─── PROVIDED ENTRIES ───
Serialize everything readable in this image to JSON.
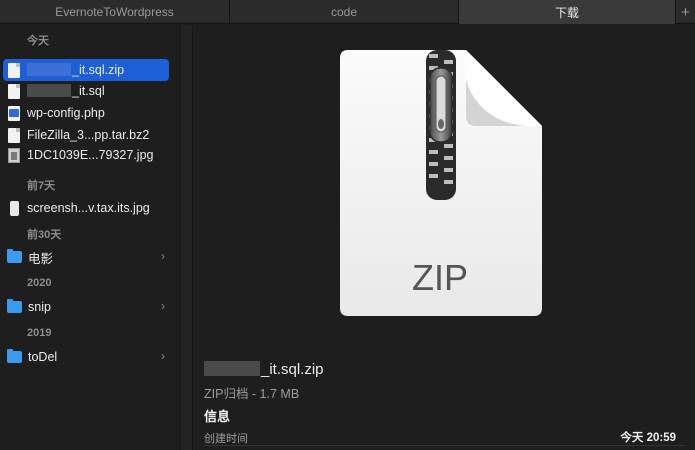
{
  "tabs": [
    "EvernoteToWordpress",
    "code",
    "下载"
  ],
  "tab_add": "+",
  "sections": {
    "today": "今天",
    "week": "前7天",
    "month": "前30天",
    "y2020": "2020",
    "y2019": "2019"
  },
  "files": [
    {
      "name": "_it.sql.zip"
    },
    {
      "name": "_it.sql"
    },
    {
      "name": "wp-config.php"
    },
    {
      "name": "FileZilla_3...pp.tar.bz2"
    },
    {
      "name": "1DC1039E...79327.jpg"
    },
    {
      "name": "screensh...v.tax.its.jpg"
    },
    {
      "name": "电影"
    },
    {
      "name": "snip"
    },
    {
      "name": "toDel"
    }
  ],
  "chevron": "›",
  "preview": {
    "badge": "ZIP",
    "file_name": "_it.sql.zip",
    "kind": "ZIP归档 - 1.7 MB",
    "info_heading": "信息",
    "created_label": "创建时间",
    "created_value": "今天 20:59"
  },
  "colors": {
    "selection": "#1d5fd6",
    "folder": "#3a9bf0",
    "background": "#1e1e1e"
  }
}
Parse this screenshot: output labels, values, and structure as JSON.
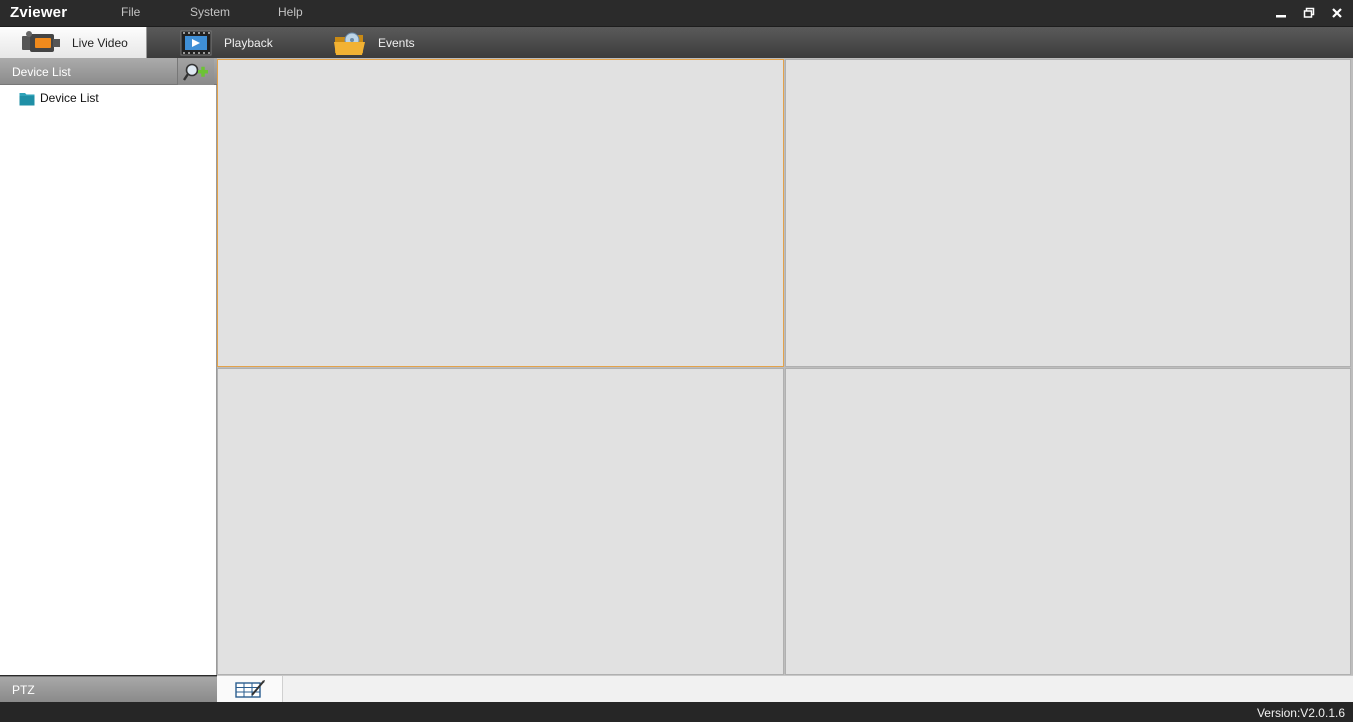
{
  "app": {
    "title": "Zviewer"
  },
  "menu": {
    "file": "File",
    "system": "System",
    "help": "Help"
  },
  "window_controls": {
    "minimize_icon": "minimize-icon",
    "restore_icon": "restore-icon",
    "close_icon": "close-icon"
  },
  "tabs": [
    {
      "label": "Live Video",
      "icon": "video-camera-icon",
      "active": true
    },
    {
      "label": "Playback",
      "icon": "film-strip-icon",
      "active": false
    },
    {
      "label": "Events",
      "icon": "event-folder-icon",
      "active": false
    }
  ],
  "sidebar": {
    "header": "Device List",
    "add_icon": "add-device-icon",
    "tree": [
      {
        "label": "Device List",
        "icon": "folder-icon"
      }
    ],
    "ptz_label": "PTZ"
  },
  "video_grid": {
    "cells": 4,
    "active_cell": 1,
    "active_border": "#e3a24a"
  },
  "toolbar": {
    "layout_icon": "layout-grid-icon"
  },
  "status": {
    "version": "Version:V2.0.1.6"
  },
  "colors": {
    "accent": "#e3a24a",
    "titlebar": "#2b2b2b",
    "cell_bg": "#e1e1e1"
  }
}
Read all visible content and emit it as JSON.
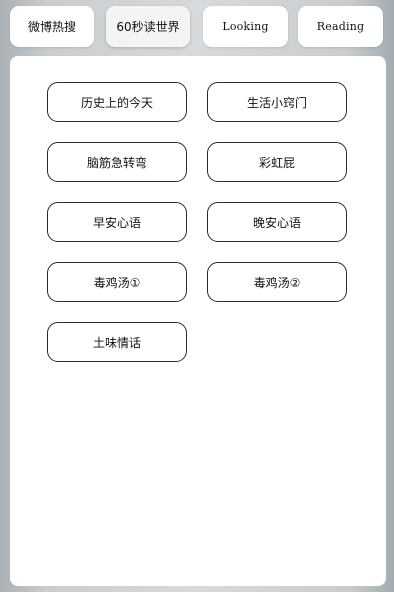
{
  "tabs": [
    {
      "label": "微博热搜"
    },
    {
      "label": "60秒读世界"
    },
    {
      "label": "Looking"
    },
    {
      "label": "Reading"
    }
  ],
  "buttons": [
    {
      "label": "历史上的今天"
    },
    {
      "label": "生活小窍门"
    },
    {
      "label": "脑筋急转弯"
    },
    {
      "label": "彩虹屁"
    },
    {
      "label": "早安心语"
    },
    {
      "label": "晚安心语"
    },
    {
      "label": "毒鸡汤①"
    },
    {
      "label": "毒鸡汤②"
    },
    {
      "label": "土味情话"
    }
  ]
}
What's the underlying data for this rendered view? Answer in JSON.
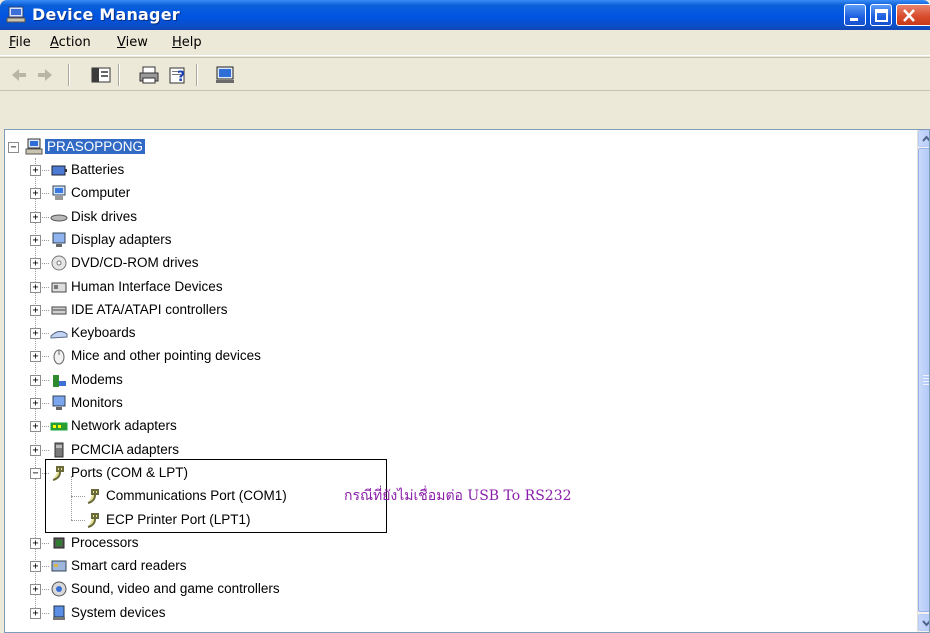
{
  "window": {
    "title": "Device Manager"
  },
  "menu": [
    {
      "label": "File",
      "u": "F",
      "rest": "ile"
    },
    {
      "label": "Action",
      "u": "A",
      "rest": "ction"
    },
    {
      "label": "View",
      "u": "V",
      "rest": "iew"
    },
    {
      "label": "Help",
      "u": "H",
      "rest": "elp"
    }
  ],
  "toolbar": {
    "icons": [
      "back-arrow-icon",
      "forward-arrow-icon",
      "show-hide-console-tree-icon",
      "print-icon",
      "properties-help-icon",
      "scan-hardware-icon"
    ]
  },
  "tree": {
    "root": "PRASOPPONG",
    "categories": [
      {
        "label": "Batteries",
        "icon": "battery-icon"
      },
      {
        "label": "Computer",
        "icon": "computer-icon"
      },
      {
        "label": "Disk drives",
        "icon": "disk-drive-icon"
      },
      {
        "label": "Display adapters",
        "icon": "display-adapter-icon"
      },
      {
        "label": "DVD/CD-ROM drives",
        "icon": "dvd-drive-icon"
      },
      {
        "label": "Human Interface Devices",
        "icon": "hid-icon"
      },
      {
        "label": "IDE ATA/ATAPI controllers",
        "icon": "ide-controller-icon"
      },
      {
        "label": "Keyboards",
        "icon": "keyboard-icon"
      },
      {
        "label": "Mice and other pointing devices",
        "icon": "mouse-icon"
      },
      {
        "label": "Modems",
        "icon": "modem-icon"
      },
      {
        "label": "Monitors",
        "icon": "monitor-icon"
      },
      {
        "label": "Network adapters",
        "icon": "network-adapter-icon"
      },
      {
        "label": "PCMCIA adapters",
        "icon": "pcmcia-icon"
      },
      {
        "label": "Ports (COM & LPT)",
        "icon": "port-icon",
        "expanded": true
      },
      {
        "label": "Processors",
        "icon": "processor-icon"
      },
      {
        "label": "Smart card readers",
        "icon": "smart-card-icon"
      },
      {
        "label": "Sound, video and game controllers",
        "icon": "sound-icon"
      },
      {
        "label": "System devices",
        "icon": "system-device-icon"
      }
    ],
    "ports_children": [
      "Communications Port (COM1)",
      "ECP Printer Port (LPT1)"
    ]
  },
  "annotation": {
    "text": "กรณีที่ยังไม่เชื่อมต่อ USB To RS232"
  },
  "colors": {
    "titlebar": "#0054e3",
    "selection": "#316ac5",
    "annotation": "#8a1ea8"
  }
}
───
─── PROVIDED ENTRIES ───
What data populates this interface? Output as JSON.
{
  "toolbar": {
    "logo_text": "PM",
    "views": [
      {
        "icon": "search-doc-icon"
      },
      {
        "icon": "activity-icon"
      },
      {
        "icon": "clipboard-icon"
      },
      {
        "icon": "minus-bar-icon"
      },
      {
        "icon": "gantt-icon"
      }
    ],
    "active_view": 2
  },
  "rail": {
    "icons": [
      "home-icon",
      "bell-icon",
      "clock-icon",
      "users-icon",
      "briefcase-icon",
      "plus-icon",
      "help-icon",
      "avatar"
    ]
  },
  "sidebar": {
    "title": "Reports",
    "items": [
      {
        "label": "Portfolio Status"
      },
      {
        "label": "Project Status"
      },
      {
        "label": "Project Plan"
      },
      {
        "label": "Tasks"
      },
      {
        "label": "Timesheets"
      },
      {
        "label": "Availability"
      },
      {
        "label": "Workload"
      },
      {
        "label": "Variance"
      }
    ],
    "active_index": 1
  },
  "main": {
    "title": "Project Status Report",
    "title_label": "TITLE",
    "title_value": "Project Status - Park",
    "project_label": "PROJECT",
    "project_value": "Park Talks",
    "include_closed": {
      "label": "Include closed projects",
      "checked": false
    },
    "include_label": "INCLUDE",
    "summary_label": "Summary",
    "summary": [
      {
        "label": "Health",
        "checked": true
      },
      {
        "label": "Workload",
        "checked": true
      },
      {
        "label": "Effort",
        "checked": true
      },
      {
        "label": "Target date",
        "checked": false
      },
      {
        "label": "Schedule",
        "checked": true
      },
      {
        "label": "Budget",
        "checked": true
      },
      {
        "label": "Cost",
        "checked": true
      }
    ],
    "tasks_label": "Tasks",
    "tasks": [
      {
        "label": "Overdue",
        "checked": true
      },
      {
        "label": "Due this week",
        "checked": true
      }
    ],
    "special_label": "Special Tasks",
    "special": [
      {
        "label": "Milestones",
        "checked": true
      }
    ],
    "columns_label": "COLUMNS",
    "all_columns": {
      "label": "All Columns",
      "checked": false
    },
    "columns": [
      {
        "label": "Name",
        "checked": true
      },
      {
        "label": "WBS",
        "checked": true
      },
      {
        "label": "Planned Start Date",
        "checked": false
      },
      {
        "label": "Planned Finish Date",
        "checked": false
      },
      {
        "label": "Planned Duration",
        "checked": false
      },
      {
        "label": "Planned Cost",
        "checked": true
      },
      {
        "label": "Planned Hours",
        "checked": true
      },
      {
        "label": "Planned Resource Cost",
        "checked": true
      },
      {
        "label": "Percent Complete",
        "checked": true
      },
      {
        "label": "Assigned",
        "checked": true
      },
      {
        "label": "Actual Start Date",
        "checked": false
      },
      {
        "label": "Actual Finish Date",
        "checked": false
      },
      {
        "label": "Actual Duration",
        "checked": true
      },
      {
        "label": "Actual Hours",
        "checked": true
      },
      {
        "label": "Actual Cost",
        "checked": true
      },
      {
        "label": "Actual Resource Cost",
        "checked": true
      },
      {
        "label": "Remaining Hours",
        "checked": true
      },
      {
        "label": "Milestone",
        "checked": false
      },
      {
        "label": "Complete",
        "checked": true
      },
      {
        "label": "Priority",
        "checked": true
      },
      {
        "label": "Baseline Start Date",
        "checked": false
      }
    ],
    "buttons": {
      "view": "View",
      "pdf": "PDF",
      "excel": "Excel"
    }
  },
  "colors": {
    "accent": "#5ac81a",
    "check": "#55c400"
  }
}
───
PROBLEM STATEMENT:
Read the lines above. Gather those in which the string "JSON" is found.

SOLVED PROBLEM:
Serialize everything readable in this image to JSON.
Parse this screenshot: output labels, values, and structure as JSON.
Read all visible content and emit it as JSON.
What's the underlying data for this rendered view? Answer in JSON.
What data populates this interface? Output as JSON.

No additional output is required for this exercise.